■ Work to be completed:
Below are some records. How many of their lines contain the string "Total"? Give the number only.

■ The records:
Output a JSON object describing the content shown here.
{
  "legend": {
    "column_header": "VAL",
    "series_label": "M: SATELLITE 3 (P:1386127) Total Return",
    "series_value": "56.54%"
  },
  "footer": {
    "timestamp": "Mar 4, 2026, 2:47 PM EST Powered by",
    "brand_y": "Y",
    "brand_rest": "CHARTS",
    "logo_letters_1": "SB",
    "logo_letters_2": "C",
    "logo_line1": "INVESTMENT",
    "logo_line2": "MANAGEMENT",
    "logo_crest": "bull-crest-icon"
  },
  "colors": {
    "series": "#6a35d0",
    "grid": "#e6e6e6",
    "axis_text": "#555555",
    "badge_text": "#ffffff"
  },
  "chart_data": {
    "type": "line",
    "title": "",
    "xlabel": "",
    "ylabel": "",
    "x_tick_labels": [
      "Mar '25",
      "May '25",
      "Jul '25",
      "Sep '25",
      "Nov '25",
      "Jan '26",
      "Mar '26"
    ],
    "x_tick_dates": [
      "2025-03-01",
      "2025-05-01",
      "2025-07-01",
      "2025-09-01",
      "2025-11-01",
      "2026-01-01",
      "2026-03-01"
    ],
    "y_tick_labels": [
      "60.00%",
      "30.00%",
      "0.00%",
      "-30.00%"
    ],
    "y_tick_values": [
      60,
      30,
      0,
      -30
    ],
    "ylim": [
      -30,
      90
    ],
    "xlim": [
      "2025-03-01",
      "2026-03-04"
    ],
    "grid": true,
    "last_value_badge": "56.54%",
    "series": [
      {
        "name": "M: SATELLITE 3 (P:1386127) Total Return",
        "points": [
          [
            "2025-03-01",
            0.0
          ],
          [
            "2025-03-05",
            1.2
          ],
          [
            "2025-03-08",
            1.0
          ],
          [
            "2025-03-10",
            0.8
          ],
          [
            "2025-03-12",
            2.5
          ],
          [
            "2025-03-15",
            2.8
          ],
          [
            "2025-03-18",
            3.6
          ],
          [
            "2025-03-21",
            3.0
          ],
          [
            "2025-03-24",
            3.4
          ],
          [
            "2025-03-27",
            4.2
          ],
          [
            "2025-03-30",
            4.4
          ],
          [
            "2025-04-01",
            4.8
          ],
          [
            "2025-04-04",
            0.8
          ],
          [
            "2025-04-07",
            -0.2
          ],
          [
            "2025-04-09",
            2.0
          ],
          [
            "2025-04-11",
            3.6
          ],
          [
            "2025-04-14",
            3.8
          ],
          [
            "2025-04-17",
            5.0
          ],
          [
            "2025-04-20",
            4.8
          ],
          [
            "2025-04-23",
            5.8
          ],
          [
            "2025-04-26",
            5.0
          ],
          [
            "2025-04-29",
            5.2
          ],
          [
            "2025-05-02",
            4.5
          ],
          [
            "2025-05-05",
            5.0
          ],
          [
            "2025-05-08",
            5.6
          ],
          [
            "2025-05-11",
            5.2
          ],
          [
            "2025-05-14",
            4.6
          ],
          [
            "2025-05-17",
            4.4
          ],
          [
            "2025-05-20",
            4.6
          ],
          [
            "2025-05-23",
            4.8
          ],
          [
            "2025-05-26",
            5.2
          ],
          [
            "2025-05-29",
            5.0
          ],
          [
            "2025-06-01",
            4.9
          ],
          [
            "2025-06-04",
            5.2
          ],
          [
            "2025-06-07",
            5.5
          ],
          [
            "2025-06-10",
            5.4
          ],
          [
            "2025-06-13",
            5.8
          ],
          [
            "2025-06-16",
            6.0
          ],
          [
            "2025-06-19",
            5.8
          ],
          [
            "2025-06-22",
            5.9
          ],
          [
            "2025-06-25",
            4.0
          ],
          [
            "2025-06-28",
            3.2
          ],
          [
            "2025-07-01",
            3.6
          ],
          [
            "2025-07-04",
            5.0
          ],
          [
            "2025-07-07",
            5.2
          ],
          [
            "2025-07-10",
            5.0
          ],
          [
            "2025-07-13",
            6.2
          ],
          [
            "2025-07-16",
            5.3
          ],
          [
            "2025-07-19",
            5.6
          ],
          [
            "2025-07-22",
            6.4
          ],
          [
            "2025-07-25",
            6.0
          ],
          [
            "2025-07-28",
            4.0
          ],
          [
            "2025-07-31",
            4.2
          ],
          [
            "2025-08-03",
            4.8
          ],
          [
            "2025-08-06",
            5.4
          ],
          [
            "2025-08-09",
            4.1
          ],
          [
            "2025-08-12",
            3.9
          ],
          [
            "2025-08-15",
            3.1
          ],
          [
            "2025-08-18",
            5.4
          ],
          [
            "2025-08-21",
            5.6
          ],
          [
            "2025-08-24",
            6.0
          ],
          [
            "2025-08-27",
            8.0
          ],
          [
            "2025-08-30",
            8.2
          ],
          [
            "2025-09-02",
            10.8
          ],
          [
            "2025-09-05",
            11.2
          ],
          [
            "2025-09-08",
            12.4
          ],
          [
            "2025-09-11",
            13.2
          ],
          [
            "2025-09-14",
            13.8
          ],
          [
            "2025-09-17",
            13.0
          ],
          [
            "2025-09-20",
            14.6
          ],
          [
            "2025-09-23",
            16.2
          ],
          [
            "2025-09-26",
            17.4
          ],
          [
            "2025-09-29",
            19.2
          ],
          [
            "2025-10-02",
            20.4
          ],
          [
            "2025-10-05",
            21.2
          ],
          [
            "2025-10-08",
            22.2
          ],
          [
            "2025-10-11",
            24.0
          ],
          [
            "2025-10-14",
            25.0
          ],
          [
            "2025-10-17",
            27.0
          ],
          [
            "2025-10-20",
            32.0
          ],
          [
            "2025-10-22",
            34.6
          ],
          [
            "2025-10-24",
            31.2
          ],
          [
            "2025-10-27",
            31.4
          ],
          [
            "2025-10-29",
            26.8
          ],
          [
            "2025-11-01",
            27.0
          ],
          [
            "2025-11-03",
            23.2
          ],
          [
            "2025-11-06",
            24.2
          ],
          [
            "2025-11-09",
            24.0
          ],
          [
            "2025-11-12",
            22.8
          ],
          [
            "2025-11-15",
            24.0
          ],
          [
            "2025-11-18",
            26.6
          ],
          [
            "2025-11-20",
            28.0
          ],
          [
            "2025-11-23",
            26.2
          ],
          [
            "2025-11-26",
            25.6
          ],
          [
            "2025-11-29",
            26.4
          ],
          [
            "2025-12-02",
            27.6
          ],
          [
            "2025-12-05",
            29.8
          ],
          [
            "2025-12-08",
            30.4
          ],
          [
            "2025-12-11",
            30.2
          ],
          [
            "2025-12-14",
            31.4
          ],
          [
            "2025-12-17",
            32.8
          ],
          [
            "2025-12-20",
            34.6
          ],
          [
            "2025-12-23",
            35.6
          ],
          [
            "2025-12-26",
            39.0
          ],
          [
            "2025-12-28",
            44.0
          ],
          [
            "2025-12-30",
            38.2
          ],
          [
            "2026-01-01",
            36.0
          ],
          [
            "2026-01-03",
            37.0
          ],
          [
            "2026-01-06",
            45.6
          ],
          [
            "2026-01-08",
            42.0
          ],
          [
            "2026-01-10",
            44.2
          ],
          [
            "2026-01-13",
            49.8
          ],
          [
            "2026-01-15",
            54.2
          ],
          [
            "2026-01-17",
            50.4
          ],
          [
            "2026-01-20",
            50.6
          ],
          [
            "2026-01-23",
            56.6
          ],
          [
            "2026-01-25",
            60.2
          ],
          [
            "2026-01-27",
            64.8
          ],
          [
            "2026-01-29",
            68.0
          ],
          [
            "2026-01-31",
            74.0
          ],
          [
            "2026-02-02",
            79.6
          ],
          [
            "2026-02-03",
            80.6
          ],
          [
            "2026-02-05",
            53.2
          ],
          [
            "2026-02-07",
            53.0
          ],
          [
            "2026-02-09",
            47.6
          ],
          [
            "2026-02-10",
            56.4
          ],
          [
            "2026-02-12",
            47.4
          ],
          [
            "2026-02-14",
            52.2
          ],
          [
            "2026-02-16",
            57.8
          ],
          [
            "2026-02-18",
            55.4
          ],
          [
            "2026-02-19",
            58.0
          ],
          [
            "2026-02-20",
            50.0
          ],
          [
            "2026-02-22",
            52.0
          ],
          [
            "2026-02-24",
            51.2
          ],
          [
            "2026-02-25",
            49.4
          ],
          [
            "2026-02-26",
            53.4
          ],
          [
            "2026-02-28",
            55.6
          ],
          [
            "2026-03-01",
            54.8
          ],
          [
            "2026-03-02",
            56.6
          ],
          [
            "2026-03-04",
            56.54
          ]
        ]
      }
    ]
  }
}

■ Response for this exercise:
2